> _SELECTED EXTRACT_

* * * * * * *

Channels ▼

Community Voices

Dr. Dobb's Bloggers

Hamming problem

December 07, 2008

Wow!

 Andrew Koening started the discussion in his blog , which led to some interesting results.

I long knew the solution to this famous (in functional programming circles) problem, in Haskell, to be

--- 2007/11/08  http://www.answers.com/topic/haskell-programming-language-1

hamming = 1 : map (*2) hamming # map (*3) hamming # map (*5) hamming
 where xxs@(x:xs) # yys@(y:ys)
              | x==y  =  x : xs # ys
              | x<y    =  x : xs # yys
              | x>y    =  y : xxs # ys

The idea being, of course, that of using an infinite stream of answers as it is being generated. When thought about from a different perspective (from a more operationist POV), it has three producers which get merged as we go along. Each producer is comprised of a storage; a cached head value; a back-pointer; and a procedure to compute the next value.

The new idea presented in Cassio Neri's code at that blog posting, was to "untangle" these higher-level concepts into their simplest parts: a storage is shared, so can be used the same by all three; and each producer "object" is just a sum of its consituent parts so can be "flattened" - each part held in its corresponding simple variable: head of storage; its most recent value, cached; back-pointer; and the code to multiply by 2 (3 or 5) is just that - a simple multiplication.

When expressed in some imaginary pseudo-C with automatic unlimited storage allocation and BIGNUM arithmetics, it can be expressed as

hamming = h where
  array h;
  n=0; h[0]=1; i=0; j=0; k=0;
  x2=2*h[ i ]; x3=3*h[j]; x5=5*h[k];
  repeat:
    h[++n] = min(x2,x3,x5);
    if (x2==h[n]) { x2=2*h[++i]; }
    if (x3==h[n]) { x3=3*h[++j]; }
    if (x5==h[n]) { x5=5*h[++k]; } 

This translates into Common LISP as

(defun nth-ham1 (n)

* * * * * * *

> _REQUIREMENT 1_
Reproduce the passage of the Hamming problem post that starts with "hamming = 1" and goes on through "the next value.".
> _REQUIREMENT 2_
Carry on the Hamming problem post from the point where it stops.

Records showing where elements appear
* * * * * * *

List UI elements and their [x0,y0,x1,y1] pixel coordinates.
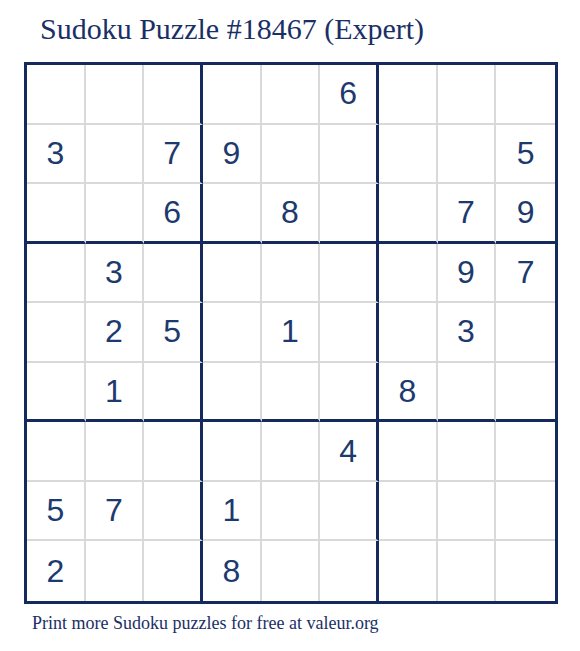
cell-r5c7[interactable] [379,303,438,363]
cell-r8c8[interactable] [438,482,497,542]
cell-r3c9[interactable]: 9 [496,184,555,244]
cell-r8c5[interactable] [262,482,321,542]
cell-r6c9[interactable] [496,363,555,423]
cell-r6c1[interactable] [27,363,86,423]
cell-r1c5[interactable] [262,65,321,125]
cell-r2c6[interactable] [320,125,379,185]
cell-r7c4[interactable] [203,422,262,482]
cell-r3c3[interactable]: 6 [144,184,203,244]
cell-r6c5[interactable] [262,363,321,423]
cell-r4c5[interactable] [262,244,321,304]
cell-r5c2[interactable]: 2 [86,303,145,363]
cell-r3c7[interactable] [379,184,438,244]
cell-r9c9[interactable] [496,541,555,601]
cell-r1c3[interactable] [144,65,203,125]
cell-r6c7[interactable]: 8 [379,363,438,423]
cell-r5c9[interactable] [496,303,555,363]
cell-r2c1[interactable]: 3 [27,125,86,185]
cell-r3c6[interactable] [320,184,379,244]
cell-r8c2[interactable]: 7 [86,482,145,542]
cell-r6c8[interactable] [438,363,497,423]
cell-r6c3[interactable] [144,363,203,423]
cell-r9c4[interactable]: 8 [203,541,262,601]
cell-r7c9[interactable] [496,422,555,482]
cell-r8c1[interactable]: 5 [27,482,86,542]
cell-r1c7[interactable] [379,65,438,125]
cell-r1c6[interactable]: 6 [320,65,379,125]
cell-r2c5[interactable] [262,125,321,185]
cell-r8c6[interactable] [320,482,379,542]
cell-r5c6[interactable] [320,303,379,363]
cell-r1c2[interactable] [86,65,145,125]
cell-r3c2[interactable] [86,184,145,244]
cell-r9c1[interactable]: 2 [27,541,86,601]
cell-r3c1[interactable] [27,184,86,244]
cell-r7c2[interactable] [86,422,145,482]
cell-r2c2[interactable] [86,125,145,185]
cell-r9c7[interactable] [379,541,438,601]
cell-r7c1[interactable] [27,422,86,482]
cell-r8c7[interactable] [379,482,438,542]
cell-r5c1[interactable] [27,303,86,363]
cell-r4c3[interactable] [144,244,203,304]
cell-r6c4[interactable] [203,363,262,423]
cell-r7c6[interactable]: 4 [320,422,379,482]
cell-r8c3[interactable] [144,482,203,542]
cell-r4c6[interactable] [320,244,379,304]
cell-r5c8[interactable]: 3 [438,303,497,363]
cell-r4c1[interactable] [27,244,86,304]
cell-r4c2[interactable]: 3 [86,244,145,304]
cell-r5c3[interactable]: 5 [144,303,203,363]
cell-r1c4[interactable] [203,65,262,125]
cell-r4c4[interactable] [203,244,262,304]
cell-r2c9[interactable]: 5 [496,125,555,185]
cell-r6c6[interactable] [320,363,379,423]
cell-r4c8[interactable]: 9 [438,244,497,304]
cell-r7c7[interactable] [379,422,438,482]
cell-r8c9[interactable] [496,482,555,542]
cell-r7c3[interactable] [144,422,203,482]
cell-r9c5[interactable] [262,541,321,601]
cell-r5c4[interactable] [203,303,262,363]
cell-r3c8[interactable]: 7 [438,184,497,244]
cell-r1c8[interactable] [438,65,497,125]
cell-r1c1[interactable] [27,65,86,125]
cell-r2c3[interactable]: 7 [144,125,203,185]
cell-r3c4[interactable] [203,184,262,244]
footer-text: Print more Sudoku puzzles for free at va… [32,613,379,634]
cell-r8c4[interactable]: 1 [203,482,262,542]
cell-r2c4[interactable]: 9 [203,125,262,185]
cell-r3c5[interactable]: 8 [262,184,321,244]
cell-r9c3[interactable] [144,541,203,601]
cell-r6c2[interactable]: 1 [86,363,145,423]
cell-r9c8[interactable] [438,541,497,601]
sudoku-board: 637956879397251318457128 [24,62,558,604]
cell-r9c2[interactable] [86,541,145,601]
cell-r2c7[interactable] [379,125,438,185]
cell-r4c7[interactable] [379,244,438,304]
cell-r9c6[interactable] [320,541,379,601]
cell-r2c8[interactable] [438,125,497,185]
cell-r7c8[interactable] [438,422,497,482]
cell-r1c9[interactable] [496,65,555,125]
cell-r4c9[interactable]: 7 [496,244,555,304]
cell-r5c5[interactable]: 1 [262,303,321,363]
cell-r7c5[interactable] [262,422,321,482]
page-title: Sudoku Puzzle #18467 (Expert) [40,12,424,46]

* * * * * * *

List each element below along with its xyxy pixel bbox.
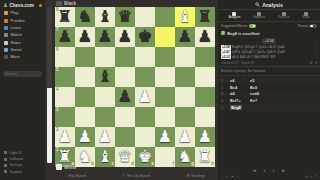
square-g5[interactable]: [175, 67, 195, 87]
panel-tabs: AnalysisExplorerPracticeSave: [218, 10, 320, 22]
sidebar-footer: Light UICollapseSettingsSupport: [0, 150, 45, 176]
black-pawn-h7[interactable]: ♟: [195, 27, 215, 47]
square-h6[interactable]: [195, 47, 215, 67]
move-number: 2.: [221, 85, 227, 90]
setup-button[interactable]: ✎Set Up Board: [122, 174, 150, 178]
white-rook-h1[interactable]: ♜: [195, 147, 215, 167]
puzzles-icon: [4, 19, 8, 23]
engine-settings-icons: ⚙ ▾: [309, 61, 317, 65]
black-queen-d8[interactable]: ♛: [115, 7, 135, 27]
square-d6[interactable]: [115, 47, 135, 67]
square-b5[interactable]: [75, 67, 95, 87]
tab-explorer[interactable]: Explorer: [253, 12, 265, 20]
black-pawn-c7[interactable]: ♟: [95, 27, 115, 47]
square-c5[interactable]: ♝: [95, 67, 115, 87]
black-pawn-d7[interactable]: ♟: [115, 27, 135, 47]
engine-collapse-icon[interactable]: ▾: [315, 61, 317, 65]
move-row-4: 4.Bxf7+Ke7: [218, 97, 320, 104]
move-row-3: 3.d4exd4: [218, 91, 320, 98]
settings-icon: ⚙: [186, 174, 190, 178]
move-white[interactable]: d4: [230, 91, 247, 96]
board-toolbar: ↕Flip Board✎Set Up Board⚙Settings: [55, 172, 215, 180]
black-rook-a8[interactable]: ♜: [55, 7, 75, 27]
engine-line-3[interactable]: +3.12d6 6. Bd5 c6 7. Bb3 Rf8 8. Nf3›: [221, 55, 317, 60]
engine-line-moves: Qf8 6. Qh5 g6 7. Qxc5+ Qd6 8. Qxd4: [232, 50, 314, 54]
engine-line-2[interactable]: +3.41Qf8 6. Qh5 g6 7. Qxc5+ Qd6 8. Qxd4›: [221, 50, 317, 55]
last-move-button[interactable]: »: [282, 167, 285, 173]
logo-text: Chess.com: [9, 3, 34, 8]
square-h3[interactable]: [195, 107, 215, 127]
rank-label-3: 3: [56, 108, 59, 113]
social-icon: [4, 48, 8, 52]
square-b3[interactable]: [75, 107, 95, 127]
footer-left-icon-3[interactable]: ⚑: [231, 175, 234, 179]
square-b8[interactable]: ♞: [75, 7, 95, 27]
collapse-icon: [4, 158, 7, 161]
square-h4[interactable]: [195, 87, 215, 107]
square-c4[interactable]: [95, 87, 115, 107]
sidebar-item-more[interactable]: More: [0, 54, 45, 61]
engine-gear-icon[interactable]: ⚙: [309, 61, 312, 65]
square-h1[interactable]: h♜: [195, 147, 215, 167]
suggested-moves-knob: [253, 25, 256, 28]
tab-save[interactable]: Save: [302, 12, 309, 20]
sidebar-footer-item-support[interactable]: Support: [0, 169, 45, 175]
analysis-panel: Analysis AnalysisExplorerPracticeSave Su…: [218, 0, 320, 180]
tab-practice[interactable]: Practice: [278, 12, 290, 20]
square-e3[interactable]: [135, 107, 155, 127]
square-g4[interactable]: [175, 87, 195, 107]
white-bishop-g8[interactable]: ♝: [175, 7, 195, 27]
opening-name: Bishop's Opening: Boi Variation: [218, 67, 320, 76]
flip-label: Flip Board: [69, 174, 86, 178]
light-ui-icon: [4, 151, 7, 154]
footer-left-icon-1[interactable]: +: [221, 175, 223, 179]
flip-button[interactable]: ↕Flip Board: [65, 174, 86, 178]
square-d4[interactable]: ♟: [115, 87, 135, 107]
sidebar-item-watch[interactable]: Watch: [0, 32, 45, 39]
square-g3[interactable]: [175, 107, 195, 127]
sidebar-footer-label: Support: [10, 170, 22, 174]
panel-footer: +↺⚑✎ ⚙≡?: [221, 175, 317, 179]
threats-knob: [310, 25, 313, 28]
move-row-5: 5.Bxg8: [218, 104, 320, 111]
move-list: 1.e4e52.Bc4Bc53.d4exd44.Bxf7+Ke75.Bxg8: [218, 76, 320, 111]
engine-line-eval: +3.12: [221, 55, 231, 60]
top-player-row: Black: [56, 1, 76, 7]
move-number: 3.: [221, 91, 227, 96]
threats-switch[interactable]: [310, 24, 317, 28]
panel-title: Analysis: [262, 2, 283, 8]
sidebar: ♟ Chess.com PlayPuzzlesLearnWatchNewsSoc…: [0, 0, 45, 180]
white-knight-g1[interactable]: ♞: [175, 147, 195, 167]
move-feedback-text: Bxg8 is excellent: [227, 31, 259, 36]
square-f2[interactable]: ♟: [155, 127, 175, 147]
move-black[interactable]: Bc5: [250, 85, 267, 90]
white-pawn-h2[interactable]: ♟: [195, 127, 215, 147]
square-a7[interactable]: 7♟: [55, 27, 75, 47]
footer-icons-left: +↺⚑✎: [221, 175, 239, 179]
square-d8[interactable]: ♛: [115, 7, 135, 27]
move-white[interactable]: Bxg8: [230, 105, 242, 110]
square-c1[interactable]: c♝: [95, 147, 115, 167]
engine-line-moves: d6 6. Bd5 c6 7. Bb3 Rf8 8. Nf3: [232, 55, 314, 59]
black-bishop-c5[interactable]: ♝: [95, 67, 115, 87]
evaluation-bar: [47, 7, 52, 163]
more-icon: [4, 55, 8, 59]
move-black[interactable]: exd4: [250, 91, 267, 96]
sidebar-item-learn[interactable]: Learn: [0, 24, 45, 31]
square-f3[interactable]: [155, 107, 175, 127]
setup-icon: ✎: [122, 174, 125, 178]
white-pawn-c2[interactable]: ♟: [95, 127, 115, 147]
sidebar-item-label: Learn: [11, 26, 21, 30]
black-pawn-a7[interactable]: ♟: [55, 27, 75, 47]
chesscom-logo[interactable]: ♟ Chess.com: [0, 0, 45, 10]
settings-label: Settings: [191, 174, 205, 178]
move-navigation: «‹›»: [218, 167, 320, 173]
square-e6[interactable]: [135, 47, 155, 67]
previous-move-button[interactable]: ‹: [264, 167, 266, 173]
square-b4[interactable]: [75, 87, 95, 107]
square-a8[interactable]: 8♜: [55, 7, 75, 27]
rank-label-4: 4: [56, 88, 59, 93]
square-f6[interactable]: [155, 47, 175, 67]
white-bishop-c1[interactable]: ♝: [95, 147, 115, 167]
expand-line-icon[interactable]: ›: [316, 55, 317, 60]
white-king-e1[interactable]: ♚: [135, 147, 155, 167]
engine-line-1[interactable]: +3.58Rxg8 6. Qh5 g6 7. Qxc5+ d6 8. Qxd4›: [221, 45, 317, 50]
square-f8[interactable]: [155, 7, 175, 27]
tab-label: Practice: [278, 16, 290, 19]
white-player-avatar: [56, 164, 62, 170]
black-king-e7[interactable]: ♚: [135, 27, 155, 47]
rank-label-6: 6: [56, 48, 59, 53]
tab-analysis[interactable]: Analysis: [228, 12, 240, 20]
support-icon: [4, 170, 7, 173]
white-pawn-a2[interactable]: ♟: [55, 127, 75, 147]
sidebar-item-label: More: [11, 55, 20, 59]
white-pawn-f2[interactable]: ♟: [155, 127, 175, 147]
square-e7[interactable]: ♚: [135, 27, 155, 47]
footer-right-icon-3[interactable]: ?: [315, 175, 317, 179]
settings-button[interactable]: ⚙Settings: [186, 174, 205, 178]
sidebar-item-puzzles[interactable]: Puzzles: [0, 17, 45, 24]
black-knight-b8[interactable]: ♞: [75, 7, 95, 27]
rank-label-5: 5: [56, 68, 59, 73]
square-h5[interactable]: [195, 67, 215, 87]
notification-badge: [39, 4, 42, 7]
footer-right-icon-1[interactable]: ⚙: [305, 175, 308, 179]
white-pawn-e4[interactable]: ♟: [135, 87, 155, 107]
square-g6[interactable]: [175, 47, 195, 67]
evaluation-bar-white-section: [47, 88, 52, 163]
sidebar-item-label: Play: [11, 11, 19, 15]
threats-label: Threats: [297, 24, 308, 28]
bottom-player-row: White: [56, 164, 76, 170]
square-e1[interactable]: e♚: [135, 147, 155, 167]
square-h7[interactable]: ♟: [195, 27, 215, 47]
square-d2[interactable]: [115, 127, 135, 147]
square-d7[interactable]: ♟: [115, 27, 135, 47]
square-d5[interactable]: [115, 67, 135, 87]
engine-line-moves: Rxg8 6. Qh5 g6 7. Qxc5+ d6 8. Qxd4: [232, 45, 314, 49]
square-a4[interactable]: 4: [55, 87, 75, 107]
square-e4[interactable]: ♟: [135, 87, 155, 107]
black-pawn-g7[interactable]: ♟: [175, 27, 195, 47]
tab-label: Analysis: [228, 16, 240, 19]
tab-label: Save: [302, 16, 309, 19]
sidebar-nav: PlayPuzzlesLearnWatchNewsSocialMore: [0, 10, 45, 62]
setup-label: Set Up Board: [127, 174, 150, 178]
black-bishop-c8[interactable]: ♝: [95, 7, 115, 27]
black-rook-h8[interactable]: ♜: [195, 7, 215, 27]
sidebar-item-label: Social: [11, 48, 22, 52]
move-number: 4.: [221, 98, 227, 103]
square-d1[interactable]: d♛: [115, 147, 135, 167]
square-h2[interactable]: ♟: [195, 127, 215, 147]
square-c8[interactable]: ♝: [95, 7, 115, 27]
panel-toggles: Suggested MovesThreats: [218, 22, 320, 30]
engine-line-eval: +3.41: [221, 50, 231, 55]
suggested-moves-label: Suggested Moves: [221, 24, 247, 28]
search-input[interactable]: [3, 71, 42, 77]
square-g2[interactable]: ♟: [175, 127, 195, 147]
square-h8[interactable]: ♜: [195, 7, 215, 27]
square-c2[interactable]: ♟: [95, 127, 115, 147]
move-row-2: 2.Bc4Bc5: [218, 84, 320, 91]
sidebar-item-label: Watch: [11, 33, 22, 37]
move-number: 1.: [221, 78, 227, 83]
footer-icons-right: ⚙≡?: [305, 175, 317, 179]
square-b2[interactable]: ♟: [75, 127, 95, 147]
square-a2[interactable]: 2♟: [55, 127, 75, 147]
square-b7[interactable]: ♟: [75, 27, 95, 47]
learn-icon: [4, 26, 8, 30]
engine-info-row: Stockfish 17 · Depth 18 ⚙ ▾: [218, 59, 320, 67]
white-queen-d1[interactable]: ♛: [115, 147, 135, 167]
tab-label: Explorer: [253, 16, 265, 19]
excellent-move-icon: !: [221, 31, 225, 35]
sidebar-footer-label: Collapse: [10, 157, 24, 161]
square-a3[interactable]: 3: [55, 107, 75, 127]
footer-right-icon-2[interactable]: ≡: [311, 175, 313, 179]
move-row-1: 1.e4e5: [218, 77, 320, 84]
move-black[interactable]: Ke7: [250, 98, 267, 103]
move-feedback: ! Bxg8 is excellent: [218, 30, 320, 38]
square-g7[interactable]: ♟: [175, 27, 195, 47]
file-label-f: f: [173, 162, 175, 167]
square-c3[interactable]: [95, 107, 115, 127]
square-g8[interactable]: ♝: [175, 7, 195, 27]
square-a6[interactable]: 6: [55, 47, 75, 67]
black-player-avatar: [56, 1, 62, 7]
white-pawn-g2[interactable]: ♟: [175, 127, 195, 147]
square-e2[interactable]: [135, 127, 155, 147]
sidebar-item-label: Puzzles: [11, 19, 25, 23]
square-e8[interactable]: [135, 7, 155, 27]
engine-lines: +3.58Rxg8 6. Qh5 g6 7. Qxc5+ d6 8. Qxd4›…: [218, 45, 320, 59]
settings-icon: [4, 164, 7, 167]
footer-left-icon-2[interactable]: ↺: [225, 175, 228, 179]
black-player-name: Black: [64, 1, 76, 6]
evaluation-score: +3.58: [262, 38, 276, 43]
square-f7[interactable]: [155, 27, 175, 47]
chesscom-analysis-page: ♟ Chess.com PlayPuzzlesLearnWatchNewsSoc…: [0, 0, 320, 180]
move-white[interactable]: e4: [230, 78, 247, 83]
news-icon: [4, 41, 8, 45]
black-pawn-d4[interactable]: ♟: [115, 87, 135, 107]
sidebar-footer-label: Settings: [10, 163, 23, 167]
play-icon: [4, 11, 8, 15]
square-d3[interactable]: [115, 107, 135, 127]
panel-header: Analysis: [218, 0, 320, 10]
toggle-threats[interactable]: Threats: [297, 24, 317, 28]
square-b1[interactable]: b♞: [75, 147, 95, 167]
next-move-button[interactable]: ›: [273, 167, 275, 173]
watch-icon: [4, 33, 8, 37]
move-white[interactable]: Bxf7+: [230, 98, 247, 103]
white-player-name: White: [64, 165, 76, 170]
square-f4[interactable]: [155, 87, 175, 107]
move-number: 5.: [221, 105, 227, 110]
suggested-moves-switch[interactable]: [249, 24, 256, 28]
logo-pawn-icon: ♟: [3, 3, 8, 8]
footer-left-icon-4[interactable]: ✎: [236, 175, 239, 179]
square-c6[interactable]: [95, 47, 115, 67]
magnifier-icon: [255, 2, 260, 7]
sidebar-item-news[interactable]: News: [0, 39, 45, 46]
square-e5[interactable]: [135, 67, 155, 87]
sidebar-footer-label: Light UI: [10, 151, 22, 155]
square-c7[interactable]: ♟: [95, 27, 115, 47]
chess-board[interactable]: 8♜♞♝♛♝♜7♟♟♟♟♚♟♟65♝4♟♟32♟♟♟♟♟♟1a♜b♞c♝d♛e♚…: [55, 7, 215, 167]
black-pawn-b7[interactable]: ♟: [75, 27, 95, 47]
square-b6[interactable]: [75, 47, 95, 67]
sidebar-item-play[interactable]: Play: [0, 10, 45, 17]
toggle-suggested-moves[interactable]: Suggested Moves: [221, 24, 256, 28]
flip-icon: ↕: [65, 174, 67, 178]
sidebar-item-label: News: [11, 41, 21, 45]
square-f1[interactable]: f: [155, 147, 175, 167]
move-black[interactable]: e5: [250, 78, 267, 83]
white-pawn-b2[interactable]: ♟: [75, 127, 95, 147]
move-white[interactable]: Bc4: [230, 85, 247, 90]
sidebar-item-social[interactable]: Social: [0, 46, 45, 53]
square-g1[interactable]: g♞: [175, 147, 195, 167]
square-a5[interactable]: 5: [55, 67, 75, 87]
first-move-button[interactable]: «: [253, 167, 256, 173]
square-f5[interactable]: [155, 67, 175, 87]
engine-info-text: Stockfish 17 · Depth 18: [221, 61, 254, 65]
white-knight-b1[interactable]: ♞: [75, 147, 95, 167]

* * * * * * *

> _TASK ANSWER 1_
hamming = 1 : map (*2) hamming # map (*3) hamming # map (*5) hamming
 where xxs@(x:xs) # yys@(y:ys)
              | x==y  =  x : xs # ys
              | x<y    =  x : xs # yys
              | x>y    =  y : xxs # ys

The idea being, of course, that of using an infinite stream of answers as it is being generated. When thought about from a different perspective (from a more operationist POV), it has three producers which get merged as we go along. Each producer is comprised of a storage; a cached head value; a back-pointer; and a procedure to compute the next value.

> _TASK ANSWER 2_
  (let ((h (list 1)))              ; the storage buffer
   (let ((p  h) (q  h) (r  h)          ; multiplier stream's back-pointers into it
         (x2 2) (x3 3) (x5 5))          ; cached next values of each producer
    (do ((k  1   (+ k 1))          ; LOOP with 1-based counter
         (h  h   (cdr h)))         ; advance along the buffer
        ((= k n)                 ; STOP on n-th iteration and return a list of
         (list (car h)               ; the value at the buffer's head, and lengths of 
           
(length p) (length q) (length r) ))        ; the three back-lists 
      (rplacd h (list (min x2 x3 x5)))         ; extending the buffer with new value
      (if (= (cadr h) x2) (setq p (cdr p) x2 (* 2 (car p) )))       ; and advancing
      (if (= (cadr h) x3) (setq q (cdr q) x3 (* 3 (car q) )))         ; each producer 
      (if (= (cadr h) x5) (setq r (cdr r) x5 (* 5 (car r) )))))))         ; that was used

Here we rely of course on BIGNUM arithmetics built-in into Common Lisp. I used CLISP system for testing:

> (nth-ham 100000)
(290142196707511001929482240000000000000 2286 3607 5254)

> (nth-ham 200000)
(4479571262811807241115438439905203543080960000000 3634 5741 8372)

> (nth-ham 400000)
(30774090693237851027531250000000000000000000000000000000000000
  5777 9131 13328)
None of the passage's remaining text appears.